Problem statement:
Identify each line in the records below that contains the word "University", and copy it.

Dataset listings of figures:
--------------------------------

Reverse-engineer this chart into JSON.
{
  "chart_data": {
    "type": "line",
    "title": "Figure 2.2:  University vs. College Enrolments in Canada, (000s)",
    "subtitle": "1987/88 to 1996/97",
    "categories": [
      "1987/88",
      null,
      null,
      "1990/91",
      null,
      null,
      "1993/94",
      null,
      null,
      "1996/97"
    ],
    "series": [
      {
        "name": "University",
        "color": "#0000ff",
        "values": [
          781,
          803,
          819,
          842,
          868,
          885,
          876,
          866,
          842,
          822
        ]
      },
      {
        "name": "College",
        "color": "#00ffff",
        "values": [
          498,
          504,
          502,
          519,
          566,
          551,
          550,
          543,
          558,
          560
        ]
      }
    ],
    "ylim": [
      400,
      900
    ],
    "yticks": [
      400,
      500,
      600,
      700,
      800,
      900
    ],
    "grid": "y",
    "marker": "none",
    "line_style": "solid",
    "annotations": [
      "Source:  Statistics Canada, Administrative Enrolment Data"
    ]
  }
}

--------------------------------

Answer to the exercise:
    "title": "Figure 2.2:  University vs. College Enrolments in Canada, (000s)",
        "name": "University",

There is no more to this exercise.